* [GIVEN PROBLEM]:
Copy each line holding the string "relevant".

^^^^^^^^

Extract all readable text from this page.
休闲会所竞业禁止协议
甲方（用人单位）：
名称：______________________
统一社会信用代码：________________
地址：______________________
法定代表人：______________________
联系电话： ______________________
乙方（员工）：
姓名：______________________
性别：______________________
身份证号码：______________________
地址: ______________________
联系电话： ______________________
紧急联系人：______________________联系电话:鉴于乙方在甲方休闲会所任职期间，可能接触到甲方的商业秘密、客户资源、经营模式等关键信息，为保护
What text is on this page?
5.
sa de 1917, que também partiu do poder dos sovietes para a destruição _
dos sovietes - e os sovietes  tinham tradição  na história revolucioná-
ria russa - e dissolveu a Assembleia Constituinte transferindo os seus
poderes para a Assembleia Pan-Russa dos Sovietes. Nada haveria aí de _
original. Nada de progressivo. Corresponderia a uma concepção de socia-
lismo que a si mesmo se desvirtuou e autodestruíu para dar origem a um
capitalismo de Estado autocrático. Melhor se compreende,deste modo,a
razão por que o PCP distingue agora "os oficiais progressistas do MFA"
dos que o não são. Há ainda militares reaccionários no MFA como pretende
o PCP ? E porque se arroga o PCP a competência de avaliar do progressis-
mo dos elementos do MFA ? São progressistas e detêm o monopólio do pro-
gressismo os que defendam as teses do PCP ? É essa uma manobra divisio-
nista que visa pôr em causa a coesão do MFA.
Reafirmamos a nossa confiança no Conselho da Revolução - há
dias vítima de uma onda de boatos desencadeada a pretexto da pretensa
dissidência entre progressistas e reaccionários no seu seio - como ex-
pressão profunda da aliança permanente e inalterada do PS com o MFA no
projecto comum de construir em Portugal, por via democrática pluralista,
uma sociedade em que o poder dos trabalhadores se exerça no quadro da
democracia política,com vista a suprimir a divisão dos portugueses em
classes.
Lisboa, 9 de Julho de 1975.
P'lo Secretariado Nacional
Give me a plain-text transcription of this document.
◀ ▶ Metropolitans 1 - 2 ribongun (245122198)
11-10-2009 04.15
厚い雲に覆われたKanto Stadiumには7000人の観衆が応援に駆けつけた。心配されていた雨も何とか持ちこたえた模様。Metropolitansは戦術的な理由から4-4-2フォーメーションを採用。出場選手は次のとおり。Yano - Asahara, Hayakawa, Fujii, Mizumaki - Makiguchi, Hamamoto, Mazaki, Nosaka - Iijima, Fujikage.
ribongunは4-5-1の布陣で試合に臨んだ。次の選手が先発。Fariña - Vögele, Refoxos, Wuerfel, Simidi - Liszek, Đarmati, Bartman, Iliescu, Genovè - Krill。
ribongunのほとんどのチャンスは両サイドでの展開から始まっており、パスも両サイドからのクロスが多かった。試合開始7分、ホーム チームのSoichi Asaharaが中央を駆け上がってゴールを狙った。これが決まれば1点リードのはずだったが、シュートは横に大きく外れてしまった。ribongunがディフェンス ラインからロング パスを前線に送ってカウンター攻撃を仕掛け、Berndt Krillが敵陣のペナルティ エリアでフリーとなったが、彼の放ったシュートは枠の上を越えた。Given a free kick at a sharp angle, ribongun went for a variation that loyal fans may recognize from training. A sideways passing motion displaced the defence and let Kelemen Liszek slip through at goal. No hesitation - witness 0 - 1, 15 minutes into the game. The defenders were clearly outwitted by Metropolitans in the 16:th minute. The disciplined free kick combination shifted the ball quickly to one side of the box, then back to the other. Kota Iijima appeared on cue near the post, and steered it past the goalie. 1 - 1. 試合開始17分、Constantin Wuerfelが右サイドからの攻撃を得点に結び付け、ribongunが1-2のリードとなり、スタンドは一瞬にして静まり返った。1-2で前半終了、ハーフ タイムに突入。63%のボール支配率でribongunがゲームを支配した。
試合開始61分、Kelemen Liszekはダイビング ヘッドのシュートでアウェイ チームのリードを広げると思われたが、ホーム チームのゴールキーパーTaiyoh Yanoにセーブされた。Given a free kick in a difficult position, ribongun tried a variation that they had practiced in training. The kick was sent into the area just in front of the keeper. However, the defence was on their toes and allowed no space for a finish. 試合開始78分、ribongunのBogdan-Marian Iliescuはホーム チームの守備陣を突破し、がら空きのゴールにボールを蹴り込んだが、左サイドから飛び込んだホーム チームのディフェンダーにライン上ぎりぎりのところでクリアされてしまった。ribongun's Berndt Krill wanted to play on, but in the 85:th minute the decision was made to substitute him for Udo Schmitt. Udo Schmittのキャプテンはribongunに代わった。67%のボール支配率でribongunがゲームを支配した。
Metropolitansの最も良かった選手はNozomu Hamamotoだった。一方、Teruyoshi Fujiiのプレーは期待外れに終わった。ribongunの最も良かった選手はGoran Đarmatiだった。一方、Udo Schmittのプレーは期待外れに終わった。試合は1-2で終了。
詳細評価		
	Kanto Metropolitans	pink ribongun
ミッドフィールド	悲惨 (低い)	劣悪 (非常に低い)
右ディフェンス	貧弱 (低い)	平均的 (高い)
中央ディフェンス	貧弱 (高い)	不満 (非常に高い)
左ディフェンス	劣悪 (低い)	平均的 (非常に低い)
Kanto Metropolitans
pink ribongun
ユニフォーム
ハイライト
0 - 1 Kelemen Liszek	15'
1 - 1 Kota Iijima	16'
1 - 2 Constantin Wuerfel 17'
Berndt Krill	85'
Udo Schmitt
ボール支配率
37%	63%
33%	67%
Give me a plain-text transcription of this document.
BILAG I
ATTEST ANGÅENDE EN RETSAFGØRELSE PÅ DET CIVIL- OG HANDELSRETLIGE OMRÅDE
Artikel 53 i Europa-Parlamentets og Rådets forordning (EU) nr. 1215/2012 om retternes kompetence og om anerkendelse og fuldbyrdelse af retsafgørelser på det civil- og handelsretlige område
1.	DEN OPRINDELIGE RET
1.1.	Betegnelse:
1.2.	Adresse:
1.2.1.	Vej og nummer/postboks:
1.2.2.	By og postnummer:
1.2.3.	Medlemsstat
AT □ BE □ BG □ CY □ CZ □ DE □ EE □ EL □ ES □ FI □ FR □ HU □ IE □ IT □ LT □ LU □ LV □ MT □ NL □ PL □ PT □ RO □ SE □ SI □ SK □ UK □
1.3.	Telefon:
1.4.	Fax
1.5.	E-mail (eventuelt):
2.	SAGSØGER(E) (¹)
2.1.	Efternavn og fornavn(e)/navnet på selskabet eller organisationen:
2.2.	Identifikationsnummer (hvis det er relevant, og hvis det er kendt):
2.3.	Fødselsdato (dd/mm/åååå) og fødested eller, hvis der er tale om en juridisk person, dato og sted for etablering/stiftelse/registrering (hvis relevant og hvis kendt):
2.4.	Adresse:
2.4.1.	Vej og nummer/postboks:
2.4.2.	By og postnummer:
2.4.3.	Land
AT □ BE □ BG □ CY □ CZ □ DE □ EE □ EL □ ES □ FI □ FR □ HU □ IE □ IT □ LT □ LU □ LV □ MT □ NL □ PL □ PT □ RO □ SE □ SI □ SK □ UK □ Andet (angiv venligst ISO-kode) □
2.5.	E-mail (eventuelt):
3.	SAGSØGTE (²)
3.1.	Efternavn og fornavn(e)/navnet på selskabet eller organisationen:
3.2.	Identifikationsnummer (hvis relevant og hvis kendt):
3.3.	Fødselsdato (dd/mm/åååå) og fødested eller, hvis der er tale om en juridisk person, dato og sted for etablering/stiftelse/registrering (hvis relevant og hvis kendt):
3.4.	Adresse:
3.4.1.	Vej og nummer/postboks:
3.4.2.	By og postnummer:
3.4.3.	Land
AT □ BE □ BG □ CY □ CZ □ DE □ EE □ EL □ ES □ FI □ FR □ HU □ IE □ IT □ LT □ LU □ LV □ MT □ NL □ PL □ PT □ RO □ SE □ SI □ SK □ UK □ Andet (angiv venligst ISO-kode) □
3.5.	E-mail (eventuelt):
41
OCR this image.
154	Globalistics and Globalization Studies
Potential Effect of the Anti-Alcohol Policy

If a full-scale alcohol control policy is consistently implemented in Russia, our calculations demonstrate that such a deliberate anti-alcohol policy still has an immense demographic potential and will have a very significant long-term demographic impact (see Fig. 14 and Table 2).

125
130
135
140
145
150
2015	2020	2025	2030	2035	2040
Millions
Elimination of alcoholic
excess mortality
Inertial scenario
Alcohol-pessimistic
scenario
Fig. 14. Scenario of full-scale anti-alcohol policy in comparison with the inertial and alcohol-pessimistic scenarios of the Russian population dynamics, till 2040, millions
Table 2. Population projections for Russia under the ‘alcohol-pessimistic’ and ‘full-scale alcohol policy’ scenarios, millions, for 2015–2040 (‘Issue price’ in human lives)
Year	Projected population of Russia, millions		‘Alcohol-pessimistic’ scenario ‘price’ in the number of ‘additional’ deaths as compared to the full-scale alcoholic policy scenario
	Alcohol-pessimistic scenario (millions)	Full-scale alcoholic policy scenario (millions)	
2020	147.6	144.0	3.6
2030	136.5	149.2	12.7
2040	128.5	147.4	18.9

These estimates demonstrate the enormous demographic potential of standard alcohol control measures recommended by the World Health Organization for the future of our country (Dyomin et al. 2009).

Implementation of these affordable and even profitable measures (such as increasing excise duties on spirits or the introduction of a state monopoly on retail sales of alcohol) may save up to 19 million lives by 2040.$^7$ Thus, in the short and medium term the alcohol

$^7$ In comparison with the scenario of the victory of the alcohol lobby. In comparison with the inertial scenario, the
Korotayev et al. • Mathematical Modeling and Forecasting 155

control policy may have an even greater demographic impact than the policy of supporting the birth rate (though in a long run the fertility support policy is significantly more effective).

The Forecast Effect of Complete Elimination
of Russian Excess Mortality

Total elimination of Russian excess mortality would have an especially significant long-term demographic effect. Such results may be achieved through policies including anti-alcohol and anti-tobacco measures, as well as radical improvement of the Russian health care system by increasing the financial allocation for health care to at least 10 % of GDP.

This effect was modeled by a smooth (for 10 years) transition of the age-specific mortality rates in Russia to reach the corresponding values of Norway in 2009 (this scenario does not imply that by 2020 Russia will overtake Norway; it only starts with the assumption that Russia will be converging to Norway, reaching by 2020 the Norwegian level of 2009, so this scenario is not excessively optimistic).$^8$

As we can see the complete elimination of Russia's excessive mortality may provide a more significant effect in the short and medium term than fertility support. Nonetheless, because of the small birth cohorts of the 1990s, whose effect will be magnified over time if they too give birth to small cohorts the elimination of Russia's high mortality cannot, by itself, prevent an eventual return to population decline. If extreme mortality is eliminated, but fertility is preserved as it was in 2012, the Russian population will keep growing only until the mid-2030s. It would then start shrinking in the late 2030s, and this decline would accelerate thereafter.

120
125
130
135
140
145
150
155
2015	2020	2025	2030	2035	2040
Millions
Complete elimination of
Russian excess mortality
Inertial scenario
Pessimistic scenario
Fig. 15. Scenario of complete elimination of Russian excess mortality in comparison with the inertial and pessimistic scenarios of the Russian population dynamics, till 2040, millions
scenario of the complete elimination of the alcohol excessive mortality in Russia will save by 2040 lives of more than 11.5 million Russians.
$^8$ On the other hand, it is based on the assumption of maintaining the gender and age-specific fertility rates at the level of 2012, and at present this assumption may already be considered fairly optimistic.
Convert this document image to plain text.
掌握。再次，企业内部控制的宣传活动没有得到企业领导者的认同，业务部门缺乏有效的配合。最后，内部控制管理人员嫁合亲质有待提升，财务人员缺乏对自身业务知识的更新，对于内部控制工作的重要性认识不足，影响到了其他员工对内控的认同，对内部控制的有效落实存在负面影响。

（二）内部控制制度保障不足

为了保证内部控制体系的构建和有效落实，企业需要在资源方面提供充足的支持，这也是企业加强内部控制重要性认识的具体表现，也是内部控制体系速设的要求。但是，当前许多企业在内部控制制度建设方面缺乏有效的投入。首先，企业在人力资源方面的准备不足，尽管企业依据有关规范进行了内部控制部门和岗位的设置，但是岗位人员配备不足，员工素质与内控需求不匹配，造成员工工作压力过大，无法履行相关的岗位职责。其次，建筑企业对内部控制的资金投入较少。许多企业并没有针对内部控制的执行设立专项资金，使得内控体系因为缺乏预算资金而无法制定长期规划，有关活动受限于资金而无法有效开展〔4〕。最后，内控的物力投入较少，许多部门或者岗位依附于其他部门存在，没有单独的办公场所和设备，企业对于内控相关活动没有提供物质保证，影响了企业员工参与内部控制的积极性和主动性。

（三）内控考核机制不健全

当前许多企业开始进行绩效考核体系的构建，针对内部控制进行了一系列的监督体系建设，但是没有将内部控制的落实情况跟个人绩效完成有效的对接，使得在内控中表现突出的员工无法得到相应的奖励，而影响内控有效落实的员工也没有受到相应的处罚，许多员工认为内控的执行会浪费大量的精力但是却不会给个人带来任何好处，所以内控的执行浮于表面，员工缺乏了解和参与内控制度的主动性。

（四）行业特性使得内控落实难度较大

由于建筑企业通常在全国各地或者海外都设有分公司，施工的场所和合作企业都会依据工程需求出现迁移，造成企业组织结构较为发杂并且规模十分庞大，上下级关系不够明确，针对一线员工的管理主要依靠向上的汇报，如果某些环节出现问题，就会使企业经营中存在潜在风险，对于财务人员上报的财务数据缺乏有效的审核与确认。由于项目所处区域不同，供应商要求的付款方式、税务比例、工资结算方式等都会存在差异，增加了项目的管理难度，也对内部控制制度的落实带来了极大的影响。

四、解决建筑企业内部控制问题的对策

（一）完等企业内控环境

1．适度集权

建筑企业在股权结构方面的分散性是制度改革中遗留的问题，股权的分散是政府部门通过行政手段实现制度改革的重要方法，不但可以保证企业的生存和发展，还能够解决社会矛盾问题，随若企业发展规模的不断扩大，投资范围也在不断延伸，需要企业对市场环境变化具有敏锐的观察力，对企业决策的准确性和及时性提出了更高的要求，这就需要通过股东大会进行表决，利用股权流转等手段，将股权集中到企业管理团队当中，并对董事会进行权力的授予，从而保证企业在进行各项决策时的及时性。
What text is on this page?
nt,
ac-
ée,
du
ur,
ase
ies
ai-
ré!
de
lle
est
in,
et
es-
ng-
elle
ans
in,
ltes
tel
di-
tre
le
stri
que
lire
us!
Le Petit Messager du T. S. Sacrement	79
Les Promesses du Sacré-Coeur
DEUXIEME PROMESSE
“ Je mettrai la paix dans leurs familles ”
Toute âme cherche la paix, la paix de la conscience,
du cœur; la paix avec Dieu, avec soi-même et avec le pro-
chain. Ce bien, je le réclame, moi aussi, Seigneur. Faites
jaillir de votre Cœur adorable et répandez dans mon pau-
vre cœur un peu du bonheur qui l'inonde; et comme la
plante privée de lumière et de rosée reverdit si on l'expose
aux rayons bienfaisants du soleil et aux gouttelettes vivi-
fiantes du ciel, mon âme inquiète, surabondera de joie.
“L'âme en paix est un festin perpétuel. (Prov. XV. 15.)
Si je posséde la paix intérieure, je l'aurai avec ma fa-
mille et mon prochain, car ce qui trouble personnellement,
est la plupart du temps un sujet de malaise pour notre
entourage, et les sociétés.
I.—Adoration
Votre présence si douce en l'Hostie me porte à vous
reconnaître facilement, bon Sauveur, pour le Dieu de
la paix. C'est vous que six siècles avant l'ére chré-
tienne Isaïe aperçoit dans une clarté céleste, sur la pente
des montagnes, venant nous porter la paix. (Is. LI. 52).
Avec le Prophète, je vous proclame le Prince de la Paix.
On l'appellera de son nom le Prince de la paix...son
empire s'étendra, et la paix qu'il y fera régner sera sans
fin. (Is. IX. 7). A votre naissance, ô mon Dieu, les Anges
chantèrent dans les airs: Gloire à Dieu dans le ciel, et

^^^^^^^^

* [THE OUTPUT]:
2.2.	Identifikationsnummer (hvis det er relevant, og hvis det er kendt):
2.3.	Fødselsdato (dd/mm/åååå) og fødested eller, hvis der er tale om en juridisk person, dato og sted for etablering/stiftelse/registrering (hvis relevant og hvis kendt):
3.2.	Identifikationsnummer (hvis relevant og hvis kendt):
3.3.	Fødselsdato (dd/mm/åååå) og fødested eller, hvis der er tale om en juridisk person, dato og sted for etablering/stiftelse/registrering (hvis relevant og hvis kendt):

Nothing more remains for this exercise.